Reproduce all records exactly.

"""

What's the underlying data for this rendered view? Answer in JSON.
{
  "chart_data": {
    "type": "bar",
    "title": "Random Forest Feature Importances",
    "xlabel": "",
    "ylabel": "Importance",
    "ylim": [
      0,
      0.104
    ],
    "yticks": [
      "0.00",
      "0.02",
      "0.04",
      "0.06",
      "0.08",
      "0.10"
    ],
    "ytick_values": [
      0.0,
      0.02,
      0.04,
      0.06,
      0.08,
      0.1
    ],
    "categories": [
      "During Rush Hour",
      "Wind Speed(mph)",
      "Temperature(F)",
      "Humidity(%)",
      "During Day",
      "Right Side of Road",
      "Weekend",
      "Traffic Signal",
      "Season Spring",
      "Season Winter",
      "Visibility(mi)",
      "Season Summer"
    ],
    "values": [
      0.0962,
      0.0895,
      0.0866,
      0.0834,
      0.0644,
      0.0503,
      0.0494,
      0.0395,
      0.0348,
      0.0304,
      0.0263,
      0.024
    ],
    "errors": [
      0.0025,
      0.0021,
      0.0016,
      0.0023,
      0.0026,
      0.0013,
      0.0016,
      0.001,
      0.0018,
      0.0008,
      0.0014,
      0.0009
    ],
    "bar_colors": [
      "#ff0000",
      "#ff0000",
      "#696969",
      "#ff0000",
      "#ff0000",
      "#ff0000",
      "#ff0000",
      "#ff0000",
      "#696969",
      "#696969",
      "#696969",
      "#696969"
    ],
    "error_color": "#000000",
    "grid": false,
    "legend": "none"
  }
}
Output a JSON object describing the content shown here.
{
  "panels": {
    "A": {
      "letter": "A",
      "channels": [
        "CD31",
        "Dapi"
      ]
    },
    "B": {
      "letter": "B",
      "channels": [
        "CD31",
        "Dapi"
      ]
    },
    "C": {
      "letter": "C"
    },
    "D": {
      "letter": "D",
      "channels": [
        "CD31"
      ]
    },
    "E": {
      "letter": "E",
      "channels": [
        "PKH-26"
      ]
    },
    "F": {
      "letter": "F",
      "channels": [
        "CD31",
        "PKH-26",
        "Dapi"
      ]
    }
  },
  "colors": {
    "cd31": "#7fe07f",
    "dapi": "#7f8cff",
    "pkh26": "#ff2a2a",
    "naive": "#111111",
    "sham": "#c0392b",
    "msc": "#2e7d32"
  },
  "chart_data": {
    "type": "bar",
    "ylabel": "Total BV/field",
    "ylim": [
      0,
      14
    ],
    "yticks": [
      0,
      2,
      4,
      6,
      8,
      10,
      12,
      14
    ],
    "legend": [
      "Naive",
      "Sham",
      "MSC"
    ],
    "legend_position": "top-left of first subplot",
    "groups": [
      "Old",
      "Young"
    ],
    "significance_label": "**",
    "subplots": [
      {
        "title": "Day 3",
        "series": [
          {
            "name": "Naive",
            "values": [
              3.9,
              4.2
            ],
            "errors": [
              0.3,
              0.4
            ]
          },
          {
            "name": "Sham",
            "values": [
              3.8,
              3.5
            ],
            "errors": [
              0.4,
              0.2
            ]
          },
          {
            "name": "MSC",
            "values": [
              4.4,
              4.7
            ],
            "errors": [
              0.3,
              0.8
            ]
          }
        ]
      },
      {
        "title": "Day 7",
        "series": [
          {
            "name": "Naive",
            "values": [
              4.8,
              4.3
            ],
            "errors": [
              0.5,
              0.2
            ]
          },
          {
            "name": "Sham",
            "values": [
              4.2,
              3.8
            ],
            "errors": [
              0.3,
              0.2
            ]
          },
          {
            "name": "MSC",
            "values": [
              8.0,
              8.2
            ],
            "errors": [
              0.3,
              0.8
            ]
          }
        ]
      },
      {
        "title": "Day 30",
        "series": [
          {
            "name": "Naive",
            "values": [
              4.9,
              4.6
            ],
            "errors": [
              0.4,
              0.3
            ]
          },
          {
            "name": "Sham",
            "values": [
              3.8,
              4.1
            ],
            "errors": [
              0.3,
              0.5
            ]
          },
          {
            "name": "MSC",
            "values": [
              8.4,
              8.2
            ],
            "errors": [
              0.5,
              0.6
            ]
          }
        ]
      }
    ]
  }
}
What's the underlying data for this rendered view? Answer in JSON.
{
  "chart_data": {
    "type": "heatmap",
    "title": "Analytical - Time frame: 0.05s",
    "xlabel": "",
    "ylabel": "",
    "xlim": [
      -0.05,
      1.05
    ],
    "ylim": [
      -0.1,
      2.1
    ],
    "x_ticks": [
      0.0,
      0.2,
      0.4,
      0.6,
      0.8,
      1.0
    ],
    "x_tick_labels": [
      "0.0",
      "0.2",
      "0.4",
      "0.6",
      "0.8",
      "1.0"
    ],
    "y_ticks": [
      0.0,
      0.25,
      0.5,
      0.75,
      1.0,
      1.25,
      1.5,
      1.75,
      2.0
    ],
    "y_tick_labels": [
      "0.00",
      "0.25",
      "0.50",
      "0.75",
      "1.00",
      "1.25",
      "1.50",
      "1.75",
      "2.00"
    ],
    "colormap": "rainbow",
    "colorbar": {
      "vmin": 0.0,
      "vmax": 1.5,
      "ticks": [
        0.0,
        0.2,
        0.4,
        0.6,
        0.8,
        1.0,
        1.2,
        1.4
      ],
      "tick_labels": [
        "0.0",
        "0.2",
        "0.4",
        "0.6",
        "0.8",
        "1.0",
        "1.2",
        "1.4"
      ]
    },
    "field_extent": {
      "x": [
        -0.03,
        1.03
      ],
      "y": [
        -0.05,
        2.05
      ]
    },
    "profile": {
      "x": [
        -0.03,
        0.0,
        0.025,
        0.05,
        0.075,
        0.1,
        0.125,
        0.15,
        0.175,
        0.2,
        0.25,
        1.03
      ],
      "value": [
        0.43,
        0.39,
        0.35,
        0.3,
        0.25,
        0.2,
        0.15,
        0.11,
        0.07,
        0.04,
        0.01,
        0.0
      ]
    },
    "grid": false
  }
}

"""

■ Written solution ■
What's the underlying data for this rendered view? Answer in JSON.
{
  "chart_data": {
    "type": "bar",
    "title": "Random Forest Feature Importances",
    "xlabel": "",
    "ylabel": "Importance",
    "ylim": [
      0,
      0.104
    ],
    "yticks": [
      "0.00",
      "0.02",
      "0.04",
      "0.06",
      "0.08",
      "0.10"
    ],
    "ytick_values": [
      0.0,
      0.02,
      0.04,
      0.06,
      0.08,
      0.1
    ],
    "categories": [
      "During Rush Hour",
      "Wind Speed(mph)",
      "Temperature(F)",
      "Humidity(%)",
      "During Day",
      "Right Side of Road",
      "Weekend",
      "Traffic Signal",
      "Season Spring",
      "Season Winter",
      "Visibility(mi)",
      "Season Summer"
    ],
    "values": [
      0.0962,
      0.0895,
      0.0866,
      0.0834,
      0.0644,
      0.0503,
      0.0494,
      0.0395,
      0.0348,
      0.0304,
      0.0263,
      0.024
    ],
    "errors": [
      0.0025,
      0.0021,
      0.0016,
      0.0023,
      0.0026,
      0.0013,
      0.0016,
      0.001,
      0.0018,
      0.0008,
      0.0014,
      0.0009
    ],
    "bar_colors": [
      "#ff0000",
      "#ff0000",
      "#696969",
      "#ff0000",
      "#ff0000",
      "#ff0000",
      "#ff0000",
      "#ff0000",
      "#696969",
      "#696969",
      "#696969",
      "#696969"
    ],
    "error_color": "#000000",
    "grid": false,
    "legend": "none"
  }
}
Output a JSON object describing the content shown here.
{
  "panels": {
    "A": {
      "letter": "A",
      "channels": [
        "CD31",
        "Dapi"
      ]
    },
    "B": {
      "letter": "B",
      "channels": [
        "CD31",
        "Dapi"
      ]
    },
    "C": {
      "letter": "C"
    },
    "D": {
      "letter": "D",
      "channels": [
        "CD31"
      ]
    },
    "E": {
      "letter": "E",
      "channels": [
        "PKH-26"
      ]
    },
    "F": {
      "letter": "F",
      "channels": [
        "CD31",
        "PKH-26",
        "Dapi"
      ]
    }
  },
  "colors": {
    "cd31": "#7fe07f",
    "dapi": "#7f8cff",
    "pkh26": "#ff2a2a",
    "naive": "#111111",
    "sham": "#c0392b",
    "msc": "#2e7d32"
  },
  "chart_data": {
    "type": "bar",
    "ylabel": "Total BV/field",
    "ylim": [
      0,
      14
    ],
    "yticks": [
      0,
      2,
      4,
      6,
      8,
      10,
      12,
      14
    ],
    "legend": [
      "Naive",
      "Sham",
      "MSC"
    ],
    "legend_position": "top-left of first subplot",
    "groups": [
      "Old",
      "Young"
    ],
    "significance_label": "**",
    "subplots": [
      {
        "title": "Day 3",
        "series": [
          {
            "name": "Naive",
            "values": [
              3.9,
              4.2
            ],
            "errors": [
              0.3,
              0.4
            ]
          },
          {
            "name": "Sham",
            "values": [
              3.8,
              3.5
            ],
            "errors": [
              0.4,
              0.2
            ]
          },
          {
            "name": "MSC",
            "values": [
              4.4,
              4.7
            ],
            "errors": [
              0.3,
              0.8
            ]
          }
        ]
      },
      {
        "title": "Day 7",
        "series": [
          {
            "name": "Naive",
            "values": [
              4.8,
              4.3
            ],
            "errors": [
              0.5,
              0.2
            ]
          },
          {
            "name": "Sham",
            "values": [
              4.2,
              3.8
            ],
            "errors": [
              0.3,
              0.2
            ]
          },
          {
            "name": "MSC",
            "values": [
              8.0,
              8.2
            ],
            "errors": [
              0.3,
              0.8
            ]
          }
        ]
      },
      {
        "title": "Day 30",
        "series": [
          {
            "name": "Naive",
            "values": [
              4.9,
              4.6
            ],
            "errors": [
              0.4,
              0.3
            ]
          },
          {
            "name": "Sham",
            "values": [
              3.8,
              4.1
            ],
            "errors": [
              0.3,
              0.5
            ]
          },
          {
            "name": "MSC",
            "values": [
              8.4,
              8.2
            ],
            "errors": [
              0.5,
              0.6
            ]
          }
        ]
      }
    ]
  }
}
What's the underlying data for this rendered view? Answer in JSON.
{
  "chart_data": {
    "type": "heatmap",
    "title": "Analytical - Time frame: 0.05s",
    "xlabel": "",
    "ylabel": "",
    "xlim": [
      -0.05,
      1.05
    ],
    "ylim": [
      -0.1,
      2.1
    ],
    "x_ticks": [
      0.0,
      0.2,
      0.4,
      0.6,
      0.8,
      1.0
    ],
    "x_tick_labels": [
      "0.0",
      "0.2",
      "0.4",
      "0.6",
      "0.8",
      "1.0"
    ],
    "y_ticks": [
      0.0,
      0.25,
      0.5,
      0.75,
      1.0,
      1.25,
      1.5,
      1.75,
      2.0
    ],
    "y_tick_labels": [
      "0.00",
      "0.25",
      "0.50",
      "0.75",
      "1.00",
      "1.25",
      "1.50",
      "1.75",
      "2.00"
    ],
    "colormap": "rainbow",
    "colorbar": {
      "vmin": 0.0,
      "vmax": 1.5,
      "ticks": [
        0.0,
        0.2,
        0.4,
        0.6,
        0.8,
        1.0,
        1.2,
        1.4
      ],
      "tick_labels": [
        "0.0",
        "0.2",
        "0.4",
        "0.6",
        "0.8",
        "1.0",
        "1.2",
        "1.4"
      ]
    },
    "field_extent": {
      "x": [
        -0.03,
        1.03
      ],
      "y": [
        -0.05,
        2.05
      ]
    },
    "profile": {
      "x": [
        -0.03,
        0.0,
        0.025,
        0.05,
        0.075,
        0.1,
        0.125,
        0.15,
        0.175,
        0.2,
        0.25,
        1.03
      ],
      "value": [
        0.43,
        0.39,
        0.35,
        0.3,
        0.25,
        0.2,
        0.15,
        0.11,
        0.07,
        0.04,
        0.01,
        0.0
      ]
    },
    "grid": false
  }
}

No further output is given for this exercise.